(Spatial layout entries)
— start —

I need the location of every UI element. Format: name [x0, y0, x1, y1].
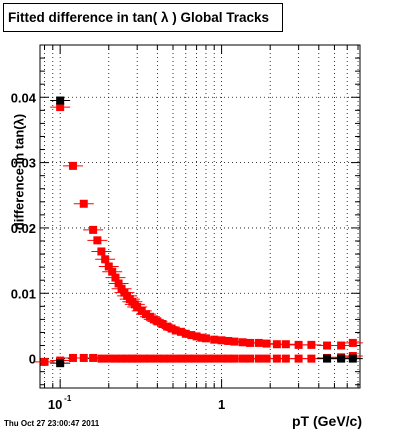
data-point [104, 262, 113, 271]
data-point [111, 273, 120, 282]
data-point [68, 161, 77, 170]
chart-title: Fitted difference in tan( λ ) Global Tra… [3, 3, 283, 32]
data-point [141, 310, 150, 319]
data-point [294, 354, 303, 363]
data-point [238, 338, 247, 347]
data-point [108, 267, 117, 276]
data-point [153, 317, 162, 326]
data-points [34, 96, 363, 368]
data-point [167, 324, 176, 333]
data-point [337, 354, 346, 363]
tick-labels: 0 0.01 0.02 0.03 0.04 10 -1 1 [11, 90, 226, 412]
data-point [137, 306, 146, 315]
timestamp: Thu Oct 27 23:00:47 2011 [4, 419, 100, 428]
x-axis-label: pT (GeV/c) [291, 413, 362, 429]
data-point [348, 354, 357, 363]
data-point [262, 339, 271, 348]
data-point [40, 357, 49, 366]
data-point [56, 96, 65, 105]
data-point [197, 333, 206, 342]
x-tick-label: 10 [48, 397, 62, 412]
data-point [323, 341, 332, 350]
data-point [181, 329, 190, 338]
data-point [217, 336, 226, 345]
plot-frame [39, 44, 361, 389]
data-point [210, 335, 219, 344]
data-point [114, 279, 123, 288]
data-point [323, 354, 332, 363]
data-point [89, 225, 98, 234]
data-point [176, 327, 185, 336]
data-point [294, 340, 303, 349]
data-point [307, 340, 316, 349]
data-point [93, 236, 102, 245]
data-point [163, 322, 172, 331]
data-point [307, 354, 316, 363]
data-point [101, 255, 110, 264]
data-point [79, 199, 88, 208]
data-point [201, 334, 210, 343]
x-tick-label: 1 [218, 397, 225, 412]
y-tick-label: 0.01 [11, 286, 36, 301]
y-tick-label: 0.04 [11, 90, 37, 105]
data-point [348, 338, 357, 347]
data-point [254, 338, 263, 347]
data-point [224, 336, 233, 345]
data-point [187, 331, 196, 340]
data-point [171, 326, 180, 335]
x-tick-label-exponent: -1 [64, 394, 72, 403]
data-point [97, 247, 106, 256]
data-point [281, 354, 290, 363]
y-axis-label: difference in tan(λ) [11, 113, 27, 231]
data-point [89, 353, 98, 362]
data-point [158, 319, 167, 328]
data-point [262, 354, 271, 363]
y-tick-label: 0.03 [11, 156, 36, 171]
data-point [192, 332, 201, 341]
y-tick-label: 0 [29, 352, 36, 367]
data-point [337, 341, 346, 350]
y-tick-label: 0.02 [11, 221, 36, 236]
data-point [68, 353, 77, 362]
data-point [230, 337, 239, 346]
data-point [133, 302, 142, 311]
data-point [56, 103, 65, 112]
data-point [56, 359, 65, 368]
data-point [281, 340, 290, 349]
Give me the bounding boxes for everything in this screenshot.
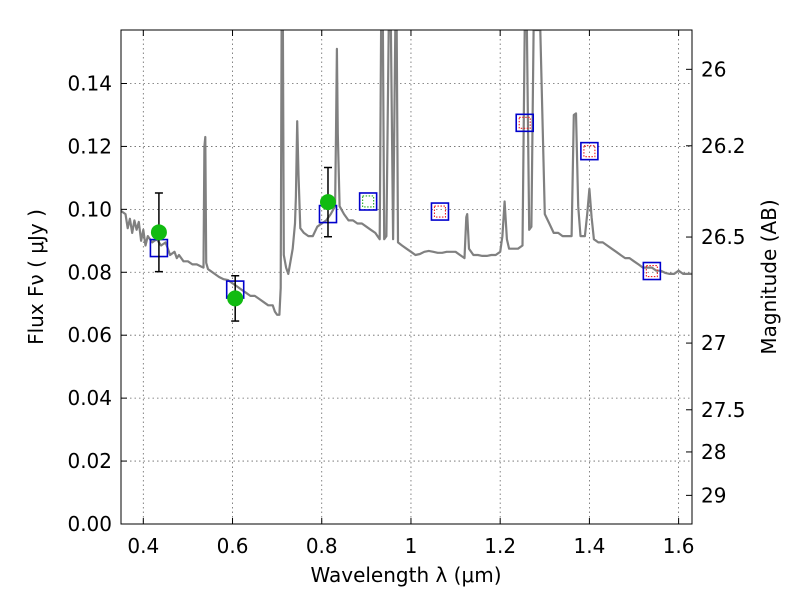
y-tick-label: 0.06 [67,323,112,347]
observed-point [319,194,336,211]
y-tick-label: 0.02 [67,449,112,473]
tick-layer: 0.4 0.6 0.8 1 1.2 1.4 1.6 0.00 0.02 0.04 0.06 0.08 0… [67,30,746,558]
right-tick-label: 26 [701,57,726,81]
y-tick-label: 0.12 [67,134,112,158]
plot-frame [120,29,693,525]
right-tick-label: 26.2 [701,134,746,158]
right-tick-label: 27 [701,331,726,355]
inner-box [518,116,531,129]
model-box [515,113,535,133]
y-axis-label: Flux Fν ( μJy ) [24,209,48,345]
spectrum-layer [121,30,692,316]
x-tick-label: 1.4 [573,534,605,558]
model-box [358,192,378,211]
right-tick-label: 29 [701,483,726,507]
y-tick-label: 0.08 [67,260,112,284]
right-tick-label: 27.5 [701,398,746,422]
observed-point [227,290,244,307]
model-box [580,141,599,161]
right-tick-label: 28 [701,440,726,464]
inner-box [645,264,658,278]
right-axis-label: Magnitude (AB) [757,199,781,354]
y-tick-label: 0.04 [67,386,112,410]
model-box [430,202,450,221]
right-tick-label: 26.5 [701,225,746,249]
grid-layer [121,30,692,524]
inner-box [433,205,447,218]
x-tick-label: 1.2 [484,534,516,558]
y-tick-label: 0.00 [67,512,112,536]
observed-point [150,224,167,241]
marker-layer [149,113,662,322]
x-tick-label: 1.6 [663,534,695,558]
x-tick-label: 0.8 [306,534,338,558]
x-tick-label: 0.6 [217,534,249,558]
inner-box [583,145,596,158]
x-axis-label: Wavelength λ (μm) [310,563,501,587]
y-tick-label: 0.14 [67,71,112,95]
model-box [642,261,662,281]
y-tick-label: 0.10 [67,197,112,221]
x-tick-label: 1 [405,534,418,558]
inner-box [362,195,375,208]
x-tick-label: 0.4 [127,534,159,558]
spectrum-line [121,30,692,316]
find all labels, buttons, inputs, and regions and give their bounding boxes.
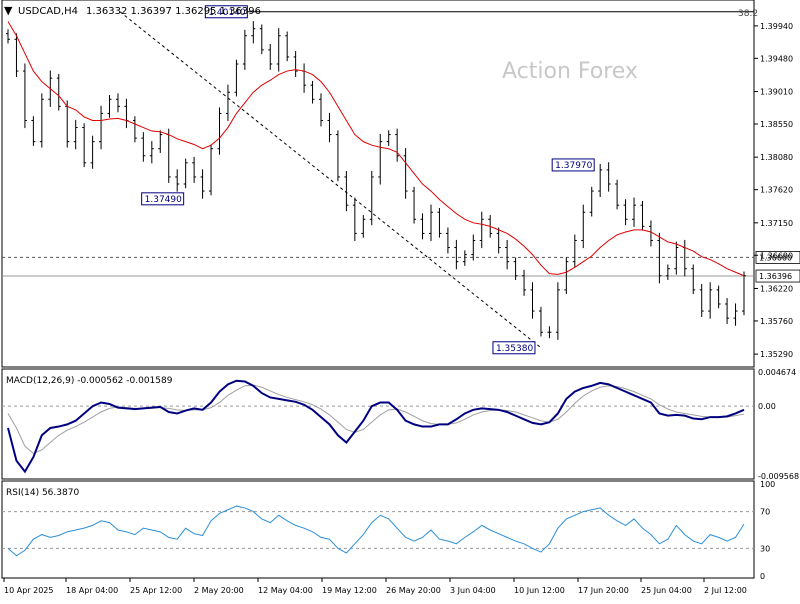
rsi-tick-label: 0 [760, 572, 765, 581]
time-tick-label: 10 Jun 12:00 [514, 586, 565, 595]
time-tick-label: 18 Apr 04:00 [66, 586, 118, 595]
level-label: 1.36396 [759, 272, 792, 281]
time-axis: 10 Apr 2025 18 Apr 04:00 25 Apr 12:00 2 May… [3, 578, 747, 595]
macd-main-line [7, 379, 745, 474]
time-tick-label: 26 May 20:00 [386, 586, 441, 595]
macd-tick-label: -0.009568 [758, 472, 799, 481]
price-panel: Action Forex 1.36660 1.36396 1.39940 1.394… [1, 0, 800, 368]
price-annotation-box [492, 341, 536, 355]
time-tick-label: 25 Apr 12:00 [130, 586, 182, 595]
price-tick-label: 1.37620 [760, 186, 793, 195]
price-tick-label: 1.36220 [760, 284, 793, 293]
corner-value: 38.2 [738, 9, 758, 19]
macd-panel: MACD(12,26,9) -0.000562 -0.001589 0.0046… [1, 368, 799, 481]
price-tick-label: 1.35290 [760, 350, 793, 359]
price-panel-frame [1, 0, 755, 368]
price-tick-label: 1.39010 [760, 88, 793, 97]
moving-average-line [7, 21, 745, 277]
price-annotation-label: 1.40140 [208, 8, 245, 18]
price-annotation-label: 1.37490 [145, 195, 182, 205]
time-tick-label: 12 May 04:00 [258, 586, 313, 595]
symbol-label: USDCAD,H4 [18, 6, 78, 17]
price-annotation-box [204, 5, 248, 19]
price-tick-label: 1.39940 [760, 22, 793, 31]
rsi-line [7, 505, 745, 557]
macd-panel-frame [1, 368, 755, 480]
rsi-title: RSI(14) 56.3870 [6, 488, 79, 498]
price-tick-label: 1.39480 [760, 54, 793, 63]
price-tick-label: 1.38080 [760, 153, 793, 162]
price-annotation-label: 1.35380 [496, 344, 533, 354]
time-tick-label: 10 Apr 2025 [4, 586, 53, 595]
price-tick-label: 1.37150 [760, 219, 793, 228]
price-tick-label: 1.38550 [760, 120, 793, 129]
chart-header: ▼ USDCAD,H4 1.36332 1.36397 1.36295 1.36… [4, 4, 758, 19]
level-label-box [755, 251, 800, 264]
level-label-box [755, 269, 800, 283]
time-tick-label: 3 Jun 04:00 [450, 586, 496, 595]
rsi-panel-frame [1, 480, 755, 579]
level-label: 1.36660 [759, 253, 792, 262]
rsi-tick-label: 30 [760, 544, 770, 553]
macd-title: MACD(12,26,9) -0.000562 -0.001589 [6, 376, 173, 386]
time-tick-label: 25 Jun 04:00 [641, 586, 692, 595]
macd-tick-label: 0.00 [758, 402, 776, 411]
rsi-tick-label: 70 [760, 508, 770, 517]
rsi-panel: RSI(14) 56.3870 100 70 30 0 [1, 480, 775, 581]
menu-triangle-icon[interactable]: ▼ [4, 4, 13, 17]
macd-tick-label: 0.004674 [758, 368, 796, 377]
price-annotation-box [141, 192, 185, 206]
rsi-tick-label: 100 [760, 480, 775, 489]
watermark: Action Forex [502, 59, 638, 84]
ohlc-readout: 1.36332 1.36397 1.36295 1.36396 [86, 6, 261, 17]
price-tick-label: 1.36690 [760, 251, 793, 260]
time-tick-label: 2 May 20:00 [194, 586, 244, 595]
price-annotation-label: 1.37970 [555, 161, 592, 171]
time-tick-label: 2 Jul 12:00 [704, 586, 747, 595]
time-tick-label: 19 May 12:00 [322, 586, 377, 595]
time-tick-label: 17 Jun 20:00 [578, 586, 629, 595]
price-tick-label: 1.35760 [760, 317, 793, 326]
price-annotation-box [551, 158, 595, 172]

— end —

**Prompt:** Repeat the entries between the lines holding "data-point [104, 262, 113, 271]" and "data-point [40, 357, 49, 366]", inclusive, substituting "date-stamp" for "timestamp" and leaving everything else unchanged.

**Written solution:**
data-point [104, 262, 113, 271]
data-point [111, 273, 120, 282]
data-point [68, 161, 77, 170]
chart-title: Fitted difference in tan( λ ) Global Tra… [3, 3, 283, 32]
data-point [141, 310, 150, 319]
data-point [294, 354, 303, 363]
data-point [238, 338, 247, 347]
data-point [108, 267, 117, 276]
data-point [153, 317, 162, 326]
data-points [34, 96, 363, 368]
data-point [167, 324, 176, 333]
data-point [337, 354, 346, 363]
tick-labels: 0 0.01 0.02 0.03 0.04 10 -1 1 [11, 90, 226, 412]
data-point [137, 306, 146, 315]
date-stamp: Thu Oct 27 23:00:47 2011 [4, 419, 100, 428]
x-axis-label: pT (GeV/c) [291, 413, 362, 429]
data-point [348, 354, 357, 363]
data-point [262, 339, 271, 348]
data-point [40, 357, 49, 366]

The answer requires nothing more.